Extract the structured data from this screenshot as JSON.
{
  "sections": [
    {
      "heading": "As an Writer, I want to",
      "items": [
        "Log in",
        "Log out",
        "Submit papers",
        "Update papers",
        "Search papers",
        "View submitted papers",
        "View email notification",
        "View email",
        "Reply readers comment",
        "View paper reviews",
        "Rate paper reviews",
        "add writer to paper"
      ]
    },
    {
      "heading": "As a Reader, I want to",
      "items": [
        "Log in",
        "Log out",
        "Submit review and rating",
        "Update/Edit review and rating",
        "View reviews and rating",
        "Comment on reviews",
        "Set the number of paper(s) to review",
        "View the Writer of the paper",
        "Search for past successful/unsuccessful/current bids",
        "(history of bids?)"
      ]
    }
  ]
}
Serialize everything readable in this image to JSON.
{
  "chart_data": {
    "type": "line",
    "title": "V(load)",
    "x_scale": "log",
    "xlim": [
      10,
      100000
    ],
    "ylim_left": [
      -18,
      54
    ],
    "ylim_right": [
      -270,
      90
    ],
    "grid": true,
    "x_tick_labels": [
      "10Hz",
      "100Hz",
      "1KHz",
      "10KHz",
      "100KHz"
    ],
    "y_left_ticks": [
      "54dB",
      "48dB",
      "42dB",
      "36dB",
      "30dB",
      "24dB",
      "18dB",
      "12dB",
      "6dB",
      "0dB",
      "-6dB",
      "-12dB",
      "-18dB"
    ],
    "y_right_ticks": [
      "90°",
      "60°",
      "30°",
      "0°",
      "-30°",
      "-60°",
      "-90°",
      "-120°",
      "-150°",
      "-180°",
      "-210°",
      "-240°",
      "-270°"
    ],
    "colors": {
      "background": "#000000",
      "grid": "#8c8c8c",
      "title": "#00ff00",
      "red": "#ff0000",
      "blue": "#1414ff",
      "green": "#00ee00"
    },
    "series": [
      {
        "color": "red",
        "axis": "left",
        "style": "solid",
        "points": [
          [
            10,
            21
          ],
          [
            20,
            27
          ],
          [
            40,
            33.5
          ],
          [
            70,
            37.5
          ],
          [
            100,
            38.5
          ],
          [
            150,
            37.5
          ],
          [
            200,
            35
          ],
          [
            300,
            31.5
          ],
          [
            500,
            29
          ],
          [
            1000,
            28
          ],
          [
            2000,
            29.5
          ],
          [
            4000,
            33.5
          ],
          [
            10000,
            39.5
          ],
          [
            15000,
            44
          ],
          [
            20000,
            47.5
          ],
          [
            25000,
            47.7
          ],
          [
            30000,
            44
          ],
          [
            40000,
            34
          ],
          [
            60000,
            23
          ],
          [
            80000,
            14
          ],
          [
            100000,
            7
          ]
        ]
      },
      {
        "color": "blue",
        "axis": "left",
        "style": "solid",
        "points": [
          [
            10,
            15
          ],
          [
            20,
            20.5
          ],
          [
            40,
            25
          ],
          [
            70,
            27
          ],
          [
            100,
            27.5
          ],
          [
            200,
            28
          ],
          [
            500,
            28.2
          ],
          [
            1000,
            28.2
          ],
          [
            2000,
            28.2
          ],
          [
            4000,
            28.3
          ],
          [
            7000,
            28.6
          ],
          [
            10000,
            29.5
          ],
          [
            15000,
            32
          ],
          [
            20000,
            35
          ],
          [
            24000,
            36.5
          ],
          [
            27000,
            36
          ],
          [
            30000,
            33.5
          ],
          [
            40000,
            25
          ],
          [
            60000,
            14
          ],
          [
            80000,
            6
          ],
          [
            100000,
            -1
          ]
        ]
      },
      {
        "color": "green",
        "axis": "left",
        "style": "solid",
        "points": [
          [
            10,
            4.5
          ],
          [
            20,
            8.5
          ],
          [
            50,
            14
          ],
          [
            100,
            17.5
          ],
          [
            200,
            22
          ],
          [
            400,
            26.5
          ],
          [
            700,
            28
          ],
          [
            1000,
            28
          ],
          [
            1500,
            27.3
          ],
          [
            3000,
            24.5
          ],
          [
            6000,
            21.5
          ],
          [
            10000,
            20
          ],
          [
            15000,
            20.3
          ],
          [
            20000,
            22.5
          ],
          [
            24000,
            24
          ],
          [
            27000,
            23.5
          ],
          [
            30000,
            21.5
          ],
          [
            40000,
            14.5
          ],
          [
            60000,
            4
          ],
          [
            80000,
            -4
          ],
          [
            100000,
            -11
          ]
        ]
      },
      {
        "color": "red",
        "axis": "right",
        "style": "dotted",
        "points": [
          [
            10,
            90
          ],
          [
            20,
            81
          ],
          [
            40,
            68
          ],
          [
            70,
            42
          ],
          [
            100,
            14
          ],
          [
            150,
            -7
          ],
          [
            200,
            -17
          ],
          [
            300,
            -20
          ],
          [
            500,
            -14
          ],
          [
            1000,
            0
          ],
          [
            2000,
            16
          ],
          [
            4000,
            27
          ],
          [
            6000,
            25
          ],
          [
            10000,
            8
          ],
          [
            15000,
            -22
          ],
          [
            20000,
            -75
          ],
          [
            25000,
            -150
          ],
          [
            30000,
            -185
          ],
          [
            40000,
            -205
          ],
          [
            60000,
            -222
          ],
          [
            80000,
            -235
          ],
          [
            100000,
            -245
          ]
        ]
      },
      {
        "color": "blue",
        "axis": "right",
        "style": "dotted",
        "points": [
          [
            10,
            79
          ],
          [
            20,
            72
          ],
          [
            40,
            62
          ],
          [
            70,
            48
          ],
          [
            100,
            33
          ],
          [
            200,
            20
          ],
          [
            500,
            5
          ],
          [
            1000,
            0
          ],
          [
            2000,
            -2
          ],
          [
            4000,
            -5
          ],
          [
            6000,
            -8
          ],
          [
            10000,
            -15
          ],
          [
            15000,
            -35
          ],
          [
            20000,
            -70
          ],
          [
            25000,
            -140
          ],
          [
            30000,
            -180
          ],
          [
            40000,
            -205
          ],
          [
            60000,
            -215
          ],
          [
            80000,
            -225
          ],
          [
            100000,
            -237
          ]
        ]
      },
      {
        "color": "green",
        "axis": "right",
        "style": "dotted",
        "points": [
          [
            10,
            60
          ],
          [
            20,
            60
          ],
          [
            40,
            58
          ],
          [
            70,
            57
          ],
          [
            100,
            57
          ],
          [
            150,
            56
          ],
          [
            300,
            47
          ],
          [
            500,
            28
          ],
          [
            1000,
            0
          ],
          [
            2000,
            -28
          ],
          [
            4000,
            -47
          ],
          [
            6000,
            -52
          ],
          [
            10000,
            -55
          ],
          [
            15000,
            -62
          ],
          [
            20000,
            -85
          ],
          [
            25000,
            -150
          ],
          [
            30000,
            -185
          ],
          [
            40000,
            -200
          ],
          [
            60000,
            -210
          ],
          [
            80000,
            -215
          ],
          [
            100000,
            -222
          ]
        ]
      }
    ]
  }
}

■ ■ ■ ■

> _What you will do_: Your task is to repeat the data exactly, with nothing left out.

> _Solution to this problem_:
Extract the structured data from this screenshot as JSON.
{
  "sections": [
    {
      "heading": "As an Writer, I want to",
      "items": [
        "Log in",
        "Log out",
        "Submit papers",
        "Update papers",
        "Search papers",
        "View submitted papers",
        "View email notification",
        "View email",
        "Reply readers comment",
        "View paper reviews",
        "Rate paper reviews",
        "add writer to paper"
      ]
    },
    {
      "heading": "As a Reader, I want to",
      "items": [
        "Log in",
        "Log out",
        "Submit review and rating",
        "Update/Edit review and rating",
        "View reviews and rating",
        "Comment on reviews",
        "Set the number of paper(s) to review",
        "View the Writer of the paper",
        "Search for past successful/unsuccessful/current bids",
        "(history of bids?)"
      ]
    }
  ]
}
Serialize everything readable in this image to JSON.
{
  "chart_data": {
    "type": "line",
    "title": "V(load)",
    "x_scale": "log",
    "xlim": [
      10,
      100000
    ],
    "ylim_left": [
      -18,
      54
    ],
    "ylim_right": [
      -270,
      90
    ],
    "grid": true,
    "x_tick_labels": [
      "10Hz",
      "100Hz",
      "1KHz",
      "10KHz",
      "100KHz"
    ],
    "y_left_ticks": [
      "54dB",
      "48dB",
      "42dB",
      "36dB",
      "30dB",
      "24dB",
      "18dB",
      "12dB",
      "6dB",
      "0dB",
      "-6dB",
      "-12dB",
      "-18dB"
    ],
    "y_right_ticks": [
      "90°",
      "60°",
      "30°",
      "0°",
      "-30°",
      "-60°",
      "-90°",
      "-120°",
      "-150°",
      "-180°",
      "-210°",
      "-240°",
      "-270°"
    ],
    "colors": {
      "background": "#000000",
      "grid": "#8c8c8c",
      "title": "#00ff00",
      "red": "#ff0000",
      "blue": "#1414ff",
      "green": "#00ee00"
    },
    "series": [
      {
        "color": "red",
        "axis": "left",
        "style": "solid",
        "points": [
          [
            10,
            21
          ],
          [
            20,
            27
          ],
          [
            40,
            33.5
          ],
          [
            70,
            37.5
          ],
          [
            100,
            38.5
          ],
          [
            150,
            37.5
          ],
          [
            200,
            35
          ],
          [
            300,
            31.5
          ],
          [
            500,
            29
          ],
          [
            1000,
            28
          ],
          [
            2000,
            29.5
          ],
          [
            4000,
            33.5
          ],
          [
            10000,
            39.5
          ],
          [
            15000,
            44
          ],
          [
            20000,
            47.5
          ],
          [
            25000,
            47.7
          ],
          [
            30000,
            44
          ],
          [
            40000,
            34
          ],
          [
            60000,
            23
          ],
          [
            80000,
            14
          ],
          [
            100000,
            7
          ]
        ]
      },
      {
        "color": "blue",
        "axis": "left",
        "style": "solid",
        "points": [
          [
            10,
            15
          ],
          [
            20,
            20.5
          ],
          [
            40,
            25
          ],
          [
            70,
            27
          ],
          [
            100,
            27.5
          ],
          [
            200,
            28
          ],
          [
            500,
            28.2
          ],
          [
            1000,
            28.2
          ],
          [
            2000,
            28.2
          ],
          [
            4000,
            28.3
          ],
          [
            7000,
            28.6
          ],
          [
            10000,
            29.5
          ],
          [
            15000,
            32
          ],
          [
            20000,
            35
          ],
          [
            24000,
            36.5
          ],
          [
            27000,
            36
          ],
          [
            30000,
            33.5
          ],
          [
            40000,
            25
          ],
          [
            60000,
            14
          ],
          [
            80000,
            6
          ],
          [
            100000,
            -1
          ]
        ]
      },
      {
        "color": "green",
        "axis": "left",
        "style": "solid",
        "points": [
          [
            10,
            4.5
          ],
          [
            20,
            8.5
          ],
          [
            50,
            14
          ],
          [
            100,
            17.5
          ],
          [
            200,
            22
          ],
          [
            400,
            26.5
          ],
          [
            700,
            28
          ],
          [
            1000,
            28
          ],
          [
            1500,
            27.3
          ],
          [
            3000,
            24.5
          ],
          [
            6000,
            21.5
          ],
          [
            10000,
            20
          ],
          [
            15000,
            20.3
          ],
          [
            20000,
            22.5
          ],
          [
            24000,
            24
          ],
          [
            27000,
            23.5
          ],
          [
            30000,
            21.5
          ],
          [
            40000,
            14.5
          ],
          [
            60000,
            4
          ],
          [
            80000,
            -4
          ],
          [
            100000,
            -11
          ]
        ]
      },
      {
        "color": "red",
        "axis": "right",
        "style": "dotted",
        "points": [
          [
            10,
            90
          ],
          [
            20,
            81
          ],
          [
            40,
            68
          ],
          [
            70,
            42
          ],
          [
            100,
            14
          ],
          [
            150,
            -7
          ],
          [
            200,
            -17
          ],
          [
            300,
            -20
          ],
          [
            500,
            -14
          ],
          [
            1000,
            0
          ],
          [
            2000,
            16
          ],
          [
            4000,
            27
          ],
          [
            6000,
            25
          ],
          [
            10000,
            8
          ],
          [
            15000,
            -22
          ],
          [
            20000,
            -75
          ],
          [
            25000,
            -150
          ],
          [
            30000,
            -185
          ],
          [
            40000,
            -205
          ],
          [
            60000,
            -222
          ],
          [
            80000,
            -235
          ],
          [
            100000,
            -245
          ]
        ]
      },
      {
        "color": "blue",
        "axis": "right",
        "style": "dotted",
        "points": [
          [
            10,
            79
          ],
          [
            20,
            72
          ],
          [
            40,
            62
          ],
          [
            70,
            48
          ],
          [
            100,
            33
          ],
          [
            200,
            20
          ],
          [
            500,
            5
          ],
          [
            1000,
            0
          ],
          [
            2000,
            -2
          ],
          [
            4000,
            -5
          ],
          [
            6000,
            -8
          ],
          [
            10000,
            -15
          ],
          [
            15000,
            -35
          ],
          [
            20000,
            -70
          ],
          [
            25000,
            -140
          ],
          [
            30000,
            -180
          ],
          [
            40000,
            -205
          ],
          [
            60000,
            -215
          ],
          [
            80000,
            -225
          ],
          [
            100000,
            -237
          ]
        ]
      },
      {
        "color": "green",
        "axis": "right",
        "style": "dotted",
        "points": [
          [
            10,
            60
          ],
          [
            20,
            60
          ],
          [
            40,
            58
          ],
          [
            70,
            57
          ],
          [
            100,
            57
          ],
          [
            150,
            56
          ],
          [
            300,
            47
          ],
          [
            500,
            28
          ],
          [
            1000,
            0
          ],
          [
            2000,
            -28
          ],
          [
            4000,
            -47
          ],
          [
            6000,
            -52
          ],
          [
            10000,
            -55
          ],
          [
            15000,
            -62
          ],
          [
            20000,
            -85
          ],
          [
            25000,
            -150
          ],
          [
            30000,
            -185
          ],
          [
            40000,
            -200
          ],
          [
            60000,
            -210
          ],
          [
            80000,
            -215
          ],
          [
            100000,
            -222
          ]
        ]
      }
    ]
  }
}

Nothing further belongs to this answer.